* [QUOTED PASSAGE]:

- - - - -

The watches were small by modern standards and reliability issues resulted in Omega introducing watches based on the Lemania calibre 15CH (Omega 33.3) in 1933 at which point the 28.9 was slowly phased out of the range and had been discontinued by 1943.

==Further developments==

The Omega 28.9 chronograph paved the way for the introduction of the calibre 33.3 a more accurate and larger wrist chronograph, this in turn evolved into the calibre 27 CHRO and later the calibre 321 and then 861. The calibre 321 and 861 are undoubtedly Omega's most famous chronograph watches and have been incorporated into a range of wrist chronographs including being the only watch certified for EVA use by NASA and still issued to this day to their astronauts.

==Summary==

Despite the significance of the calibre 28.9 wrist chronograph it was produced in relatively small numbers over the eleven-year period. Technological developments and the introduction of the larger calibre 33.3 movement, which was larger and more reliable, resulted in the demise of the calibre 28.9. Nonetheless it marked the first production wrist chronograph manufactured by Omega and paved the way for the company to become one of the most successful manufacturers of chronographs watches in the world.

Calibre 28.9 chronographs are now extremely rare and as such highly sought after by collectors and enthusiasts.

- - - - -

From the Omega calibre 28.9 passage, copy word for word from "Despite the significance" up to and including "in the world.".

- - - - -

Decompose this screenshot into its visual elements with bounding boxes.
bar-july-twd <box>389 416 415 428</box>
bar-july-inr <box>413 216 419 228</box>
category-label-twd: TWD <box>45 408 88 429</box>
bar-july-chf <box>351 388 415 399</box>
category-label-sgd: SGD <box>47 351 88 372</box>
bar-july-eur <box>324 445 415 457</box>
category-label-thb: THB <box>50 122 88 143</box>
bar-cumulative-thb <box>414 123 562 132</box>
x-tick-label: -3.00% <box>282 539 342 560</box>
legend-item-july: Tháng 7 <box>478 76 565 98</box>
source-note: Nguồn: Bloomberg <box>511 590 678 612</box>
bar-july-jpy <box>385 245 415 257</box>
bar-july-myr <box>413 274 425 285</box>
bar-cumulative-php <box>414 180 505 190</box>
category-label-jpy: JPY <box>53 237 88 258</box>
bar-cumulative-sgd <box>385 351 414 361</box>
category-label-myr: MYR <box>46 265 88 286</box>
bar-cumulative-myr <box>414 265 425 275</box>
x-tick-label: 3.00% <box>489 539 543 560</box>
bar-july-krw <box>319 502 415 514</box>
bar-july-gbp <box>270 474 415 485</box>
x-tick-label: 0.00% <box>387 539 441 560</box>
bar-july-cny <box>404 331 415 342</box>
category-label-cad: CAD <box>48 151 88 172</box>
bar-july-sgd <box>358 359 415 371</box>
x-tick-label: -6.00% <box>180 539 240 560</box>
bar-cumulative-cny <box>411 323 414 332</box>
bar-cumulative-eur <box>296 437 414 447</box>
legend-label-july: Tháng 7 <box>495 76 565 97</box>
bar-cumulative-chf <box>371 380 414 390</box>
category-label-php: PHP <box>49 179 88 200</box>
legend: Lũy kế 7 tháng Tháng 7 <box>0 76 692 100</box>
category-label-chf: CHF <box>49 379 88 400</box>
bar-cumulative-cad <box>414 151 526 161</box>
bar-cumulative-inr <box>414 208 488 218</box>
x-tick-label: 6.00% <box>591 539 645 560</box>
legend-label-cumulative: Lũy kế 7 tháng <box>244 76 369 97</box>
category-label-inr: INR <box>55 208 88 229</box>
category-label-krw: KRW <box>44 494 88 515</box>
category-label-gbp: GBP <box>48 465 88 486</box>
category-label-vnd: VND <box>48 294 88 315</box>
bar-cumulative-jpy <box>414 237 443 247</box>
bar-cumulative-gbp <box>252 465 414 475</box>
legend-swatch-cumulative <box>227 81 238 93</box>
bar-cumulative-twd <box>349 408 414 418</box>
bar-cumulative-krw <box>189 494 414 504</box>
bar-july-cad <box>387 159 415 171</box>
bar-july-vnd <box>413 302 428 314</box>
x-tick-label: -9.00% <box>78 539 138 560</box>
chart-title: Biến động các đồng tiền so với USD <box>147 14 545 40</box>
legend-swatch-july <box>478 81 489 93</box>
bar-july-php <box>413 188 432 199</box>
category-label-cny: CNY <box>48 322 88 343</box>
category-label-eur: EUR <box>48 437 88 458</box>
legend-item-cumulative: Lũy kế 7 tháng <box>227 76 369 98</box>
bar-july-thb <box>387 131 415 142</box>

- - - - -

* [EXERCISE RESULT]:
Despite the significance of the calibre 28.9 wrist chronograph it was produced in relatively small numbers over the eleven-year period. Technological developments and the introduction of the larger calibre 33.3 movement, which was larger and more reliable, resulted in the demise of the calibre 28.9. Nonetheless it marked the first production wrist chronograph manufactured by Omega and paved the way for the company to become one of the most successful manufacturers of chronographs watches in the world.